• TASK: Retype the material word for word.

START

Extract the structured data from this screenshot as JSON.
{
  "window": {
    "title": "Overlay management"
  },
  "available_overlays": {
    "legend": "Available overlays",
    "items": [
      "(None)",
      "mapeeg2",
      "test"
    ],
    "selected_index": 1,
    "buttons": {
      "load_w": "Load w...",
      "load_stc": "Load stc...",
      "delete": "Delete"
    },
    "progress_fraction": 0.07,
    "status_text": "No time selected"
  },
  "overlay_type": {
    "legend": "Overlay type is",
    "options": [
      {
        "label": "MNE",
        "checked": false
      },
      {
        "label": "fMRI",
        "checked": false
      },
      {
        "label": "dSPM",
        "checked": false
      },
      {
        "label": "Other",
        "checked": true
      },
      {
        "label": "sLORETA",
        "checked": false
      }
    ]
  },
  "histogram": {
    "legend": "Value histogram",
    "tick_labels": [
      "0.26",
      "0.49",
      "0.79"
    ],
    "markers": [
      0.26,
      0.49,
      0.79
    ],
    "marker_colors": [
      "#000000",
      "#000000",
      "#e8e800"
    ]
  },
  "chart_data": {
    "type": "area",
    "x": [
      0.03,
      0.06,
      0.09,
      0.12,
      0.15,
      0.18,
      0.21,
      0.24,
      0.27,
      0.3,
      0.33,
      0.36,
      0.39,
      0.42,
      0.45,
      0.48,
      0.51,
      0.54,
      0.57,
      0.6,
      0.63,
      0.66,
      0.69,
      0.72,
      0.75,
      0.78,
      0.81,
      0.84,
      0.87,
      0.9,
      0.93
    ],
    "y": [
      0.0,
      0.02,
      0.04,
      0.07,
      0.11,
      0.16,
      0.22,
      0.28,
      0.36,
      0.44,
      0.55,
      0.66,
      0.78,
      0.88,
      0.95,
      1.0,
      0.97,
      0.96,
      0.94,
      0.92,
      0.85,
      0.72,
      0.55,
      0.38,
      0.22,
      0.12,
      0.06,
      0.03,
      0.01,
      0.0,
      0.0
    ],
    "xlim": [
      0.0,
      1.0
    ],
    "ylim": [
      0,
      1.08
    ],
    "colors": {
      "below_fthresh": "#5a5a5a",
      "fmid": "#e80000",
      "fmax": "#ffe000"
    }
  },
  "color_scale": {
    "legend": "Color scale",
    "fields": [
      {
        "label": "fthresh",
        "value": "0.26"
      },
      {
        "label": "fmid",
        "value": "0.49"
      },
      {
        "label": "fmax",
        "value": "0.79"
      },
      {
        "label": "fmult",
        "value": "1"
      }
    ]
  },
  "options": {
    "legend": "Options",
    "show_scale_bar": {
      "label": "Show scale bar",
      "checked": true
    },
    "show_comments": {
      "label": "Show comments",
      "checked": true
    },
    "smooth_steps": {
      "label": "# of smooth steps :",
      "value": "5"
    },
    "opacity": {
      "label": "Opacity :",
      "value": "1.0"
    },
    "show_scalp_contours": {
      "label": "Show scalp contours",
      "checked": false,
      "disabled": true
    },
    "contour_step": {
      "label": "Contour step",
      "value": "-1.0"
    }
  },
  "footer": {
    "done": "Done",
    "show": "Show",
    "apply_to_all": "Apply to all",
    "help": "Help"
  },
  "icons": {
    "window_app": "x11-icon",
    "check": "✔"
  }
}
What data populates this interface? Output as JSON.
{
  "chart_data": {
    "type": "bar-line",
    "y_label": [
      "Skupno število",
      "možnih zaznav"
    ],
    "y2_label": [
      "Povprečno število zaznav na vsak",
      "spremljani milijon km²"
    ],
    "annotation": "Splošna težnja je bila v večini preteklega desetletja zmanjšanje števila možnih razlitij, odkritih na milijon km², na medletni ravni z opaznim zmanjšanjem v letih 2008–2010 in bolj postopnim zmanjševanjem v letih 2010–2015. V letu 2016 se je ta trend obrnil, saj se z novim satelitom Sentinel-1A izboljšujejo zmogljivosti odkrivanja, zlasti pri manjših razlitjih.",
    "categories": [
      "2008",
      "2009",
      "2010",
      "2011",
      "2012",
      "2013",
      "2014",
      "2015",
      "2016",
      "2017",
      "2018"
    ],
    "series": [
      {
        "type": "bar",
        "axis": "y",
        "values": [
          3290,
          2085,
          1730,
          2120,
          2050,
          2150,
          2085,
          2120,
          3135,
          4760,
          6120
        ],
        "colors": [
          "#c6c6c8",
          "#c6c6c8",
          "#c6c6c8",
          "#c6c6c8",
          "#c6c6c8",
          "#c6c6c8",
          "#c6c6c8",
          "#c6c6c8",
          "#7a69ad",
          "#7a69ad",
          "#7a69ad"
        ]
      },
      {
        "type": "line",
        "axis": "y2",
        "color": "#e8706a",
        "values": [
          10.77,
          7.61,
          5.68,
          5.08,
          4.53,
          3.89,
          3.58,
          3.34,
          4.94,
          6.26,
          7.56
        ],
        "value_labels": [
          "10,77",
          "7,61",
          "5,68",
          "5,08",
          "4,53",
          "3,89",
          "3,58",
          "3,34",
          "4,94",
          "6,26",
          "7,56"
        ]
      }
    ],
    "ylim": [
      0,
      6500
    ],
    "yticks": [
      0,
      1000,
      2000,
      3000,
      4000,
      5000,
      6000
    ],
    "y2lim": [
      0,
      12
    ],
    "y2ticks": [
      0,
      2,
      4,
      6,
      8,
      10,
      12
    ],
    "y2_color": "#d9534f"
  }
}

END

• RESULT FOR THIS EXERCISE:
Extract the structured data from this screenshot as JSON.
{
  "window": {
    "title": "Overlay management"
  },
  "available_overlays": {
    "legend": "Available overlays",
    "items": [
      "(None)",
      "mapeeg2",
      "test"
    ],
    "selected_index": 1,
    "buttons": {
      "load_w": "Load w...",
      "load_stc": "Load stc...",
      "delete": "Delete"
    },
    "progress_fraction": 0.07,
    "status_text": "No time selected"
  },
  "overlay_type": {
    "legend": "Overlay type is",
    "options": [
      {
        "label": "MNE",
        "checked": false
      },
      {
        "label": "fMRI",
        "checked": false
      },
      {
        "label": "dSPM",
        "checked": false
      },
      {
        "label": "Other",
        "checked": true
      },
      {
        "label": "sLORETA",
        "checked": false
      }
    ]
  },
  "histogram": {
    "legend": "Value histogram",
    "tick_labels": [
      "0.26",
      "0.49",
      "0.79"
    ],
    "markers": [
      0.26,
      0.49,
      0.79
    ],
    "marker_colors": [
      "#000000",
      "#000000",
      "#e8e800"
    ]
  },
  "chart_data": {
    "type": "area",
    "x": [
      0.03,
      0.06,
      0.09,
      0.12,
      0.15,
      0.18,
      0.21,
      0.24,
      0.27,
      0.3,
      0.33,
      0.36,
      0.39,
      0.42,
      0.45,
      0.48,
      0.51,
      0.54,
      0.57,
      0.6,
      0.63,
      0.66,
      0.69,
      0.72,
      0.75,
      0.78,
      0.81,
      0.84,
      0.87,
      0.9,
      0.93
    ],
    "y": [
      0.0,
      0.02,
      0.04,
      0.07,
      0.11,
      0.16,
      0.22,
      0.28,
      0.36,
      0.44,
      0.55,
      0.66,
      0.78,
      0.88,
      0.95,
      1.0,
      0.97,
      0.96,
      0.94,
      0.92,
      0.85,
      0.72,
      0.55,
      0.38,
      0.22,
      0.12,
      0.06,
      0.03,
      0.01,
      0.0,
      0.0
    ],
    "xlim": [
      0.0,
      1.0
    ],
    "ylim": [
      0,
      1.08
    ],
    "colors": {
      "below_fthresh": "#5a5a5a",
      "fmid": "#e80000",
      "fmax": "#ffe000"
    }
  },
  "color_scale": {
    "legend": "Color scale",
    "fields": [
      {
        "label": "fthresh",
        "value": "0.26"
      },
      {
        "label": "fmid",
        "value": "0.49"
      },
      {
        "label": "fmax",
        "value": "0.79"
      },
      {
        "label": "fmult",
        "value": "1"
      }
    ]
  },
  "options": {
    "legend": "Options",
    "show_scale_bar": {
      "label": "Show scale bar",
      "checked": true
    },
    "show_comments": {
      "label": "Show comments",
      "checked": true
    },
    "smooth_steps": {
      "label": "# of smooth steps :",
      "value": "5"
    },
    "opacity": {
      "label": "Opacity :",
      "value": "1.0"
    },
    "show_scalp_contours": {
      "label": "Show scalp contours",
      "checked": false,
      "disabled": true
    },
    "contour_step": {
      "label": "Contour step",
      "value": "-1.0"
    }
  },
  "footer": {
    "done": "Done",
    "show": "Show",
    "apply_to_all": "Apply to all",
    "help": "Help"
  },
  "icons": {
    "window_app": "x11-icon",
    "check": "✔"
  }
}
What data populates this interface? Output as JSON.
{
  "chart_data": {
    "type": "bar-line",
    "y_label": [
      "Skupno število",
      "možnih zaznav"
    ],
    "y2_label": [
      "Povprečno število zaznav na vsak",
      "spremljani milijon km²"
    ],
    "annotation": "Splošna težnja je bila v večini preteklega desetletja zmanjšanje števila možnih razlitij, odkritih na milijon km², na medletni ravni z opaznim zmanjšanjem v letih 2008–2010 in bolj postopnim zmanjševanjem v letih 2010–2015. V letu 2016 se je ta trend obrnil, saj se z novim satelitom Sentinel-1A izboljšujejo zmogljivosti odkrivanja, zlasti pri manjših razlitjih.",
    "categories": [
      "2008",
      "2009",
      "2010",
      "2011",
      "2012",
      "2013",
      "2014",
      "2015",
      "2016",
      "2017",
      "2018"
    ],
    "series": [
      {
        "type": "bar",
        "axis": "y",
        "values": [
          3290,
          2085,
          1730,
          2120,
          2050,
          2150,
          2085,
          2120,
          3135,
          4760,
          6120
        ],
        "colors": [
          "#c6c6c8",
          "#c6c6c8",
          "#c6c6c8",
          "#c6c6c8",
          "#c6c6c8",
          "#c6c6c8",
          "#c6c6c8",
          "#c6c6c8",
          "#7a69ad",
          "#7a69ad",
          "#7a69ad"
        ]
      },
      {
        "type": "line",
        "axis": "y2",
        "color": "#e8706a",
        "values": [
          10.77,
          7.61,
          5.68,
          5.08,
          4.53,
          3.89,
          3.58,
          3.34,
          4.94,
          6.26,
          7.56
        ],
        "value_labels": [
          "10,77",
          "7,61",
          "5,68",
          "5,08",
          "4,53",
          "3,89",
          "3,58",
          "3,34",
          "4,94",
          "6,26",
          "7,56"
        ]
      }
    ],
    "ylim": [
      0,
      6500
    ],
    "yticks": [
      0,
      1000,
      2000,
      3000,
      4000,
      5000,
      6000
    ],
    "y2lim": [
      0,
      12
    ],
    "y2ticks": [
      0,
      2,
      4,
      6,
      8,
      10,
      12
    ],
    "y2_color": "#d9534f"
  }
}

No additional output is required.